Requirement
Reproduce every entry below precisely. Pictures are excluded from the copy.

Material for this exercise
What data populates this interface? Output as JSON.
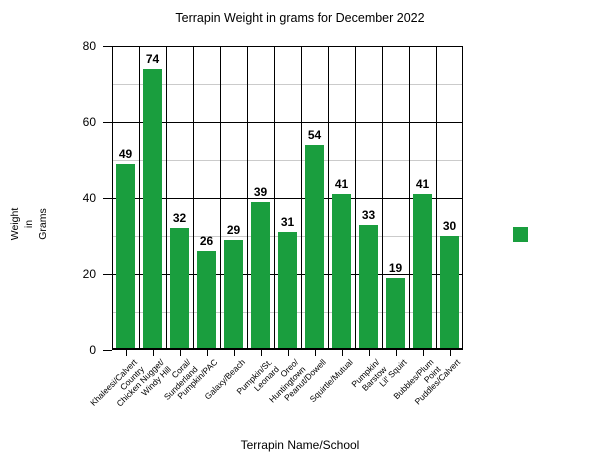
{
  "title": "Terrapin Weight in grams for December 2022",
  "chart_data": {
    "type": "bar",
    "title": "Terrapin Weight in grams for December 2022",
    "xlabel": "Terrapin Name/School",
    "ylabel": "Weight in Grams",
    "categories": [
      "Khaleesi/Calvert Country",
      "Chicken Nugget/ Windy Hill",
      "Coral/ Sunderland",
      "Pumpkin/PAC",
      "Galaxy/Beach",
      "Pumpkin/St. Leonard",
      "Oreo/ Huntingtown",
      "Peanut/Dowell",
      "Squirtle/Mutual",
      "Pumpkin/ Barstow",
      "Lil' Squirt",
      "Bubbles/Plum Point",
      "Puddles/Calvert"
    ],
    "category_label_lines": [
      [
        "Khaleesi/Calvert",
        "Country"
      ],
      [
        "Chicken Nugget/",
        "Windy Hill"
      ],
      [
        "Coral/",
        "Sunderland"
      ],
      [
        "Pumpkin/PAC"
      ],
      [
        "Galaxy/Beach"
      ],
      [
        "Pumpkin/St.",
        "Leonard"
      ],
      [
        "Oreo/",
        "Huntingtown"
      ],
      [
        "Peanut/Dowell"
      ],
      [
        "Squirtle/Mutual"
      ],
      [
        "Pumpkin/",
        "Barstow"
      ],
      [
        "Lil' Squirt"
      ],
      [
        "Bubbles/Plum",
        "Point"
      ],
      [
        "Puddles/Calvert"
      ]
    ],
    "values": [
      49,
      74,
      32,
      26,
      29,
      39,
      31,
      54,
      41,
      33,
      19,
      41,
      30
    ],
    "ylim": [
      0,
      80
    ],
    "yticks": [
      0,
      20,
      40,
      60,
      80
    ],
    "minor_yticks": [
      10,
      30,
      50,
      70
    ],
    "grid": true,
    "legend_position": "right",
    "colors": {
      "bar": "#1A9E3E",
      "major_grid": "#000000",
      "minor_grid": "#CBCBCB",
      "text": "#000000"
    }
  },
  "y_axis": {
    "title_lines": [
      "Weight",
      "in",
      "Grams"
    ]
  },
  "legend": {
    "marker_color": "#1A9E3E"
  }
}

Solution to the exercise
What data populates this interface? Output as JSON.
{
  "title": "Terrapin Weight in grams for December 2022",
  "chart_data": {
    "type": "bar",
    "title": "Terrapin Weight in grams for December 2022",
    "xlabel": "Terrapin Name/School",
    "ylabel": "Weight in Grams",
    "categories": [
      "Khaleesi/Calvert Country",
      "Chicken Nugget/ Windy Hill",
      "Coral/ Sunderland",
      "Pumpkin/PAC",
      "Galaxy/Beach",
      "Pumpkin/St. Leonard",
      "Oreo/ Huntingtown",
      "Peanut/Dowell",
      "Squirtle/Mutual",
      "Pumpkin/ Barstow",
      "Lil' Squirt",
      "Bubbles/Plum Point",
      "Puddles/Calvert"
    ],
    "category_label_lines": [
      [
        "Khaleesi/Calvert",
        "Country"
      ],
      [
        "Chicken Nugget/",
        "Windy Hill"
      ],
      [
        "Coral/",
        "Sunderland"
      ],
      [
        "Pumpkin/PAC"
      ],
      [
        "Galaxy/Beach"
      ],
      [
        "Pumpkin/St.",
        "Leonard"
      ],
      [
        "Oreo/",
        "Huntingtown"
      ],
      [
        "Peanut/Dowell"
      ],
      [
        "Squirtle/Mutual"
      ],
      [
        "Pumpkin/",
        "Barstow"
      ],
      [
        "Lil' Squirt"
      ],
      [
        "Bubbles/Plum",
        "Point"
      ],
      [
        "Puddles/Calvert"
      ]
    ],
    "values": [
      49,
      74,
      32,
      26,
      29,
      39,
      31,
      54,
      41,
      33,
      19,
      41,
      30
    ],
    "ylim": [
      0,
      80
    ],
    "yticks": [
      0,
      20,
      40,
      60,
      80
    ],
    "minor_yticks": [
      10,
      30,
      50,
      70
    ],
    "grid": true,
    "legend_position": "right",
    "colors": {
      "bar": "#1A9E3E",
      "major_grid": "#000000",
      "minor_grid": "#CBCBCB",
      "text": "#000000"
    }
  },
  "y_axis": {
    "title_lines": [
      "Weight",
      "in",
      "Grams"
    ]
  },
  "legend": {
    "marker_color": "#1A9E3E"
  }
}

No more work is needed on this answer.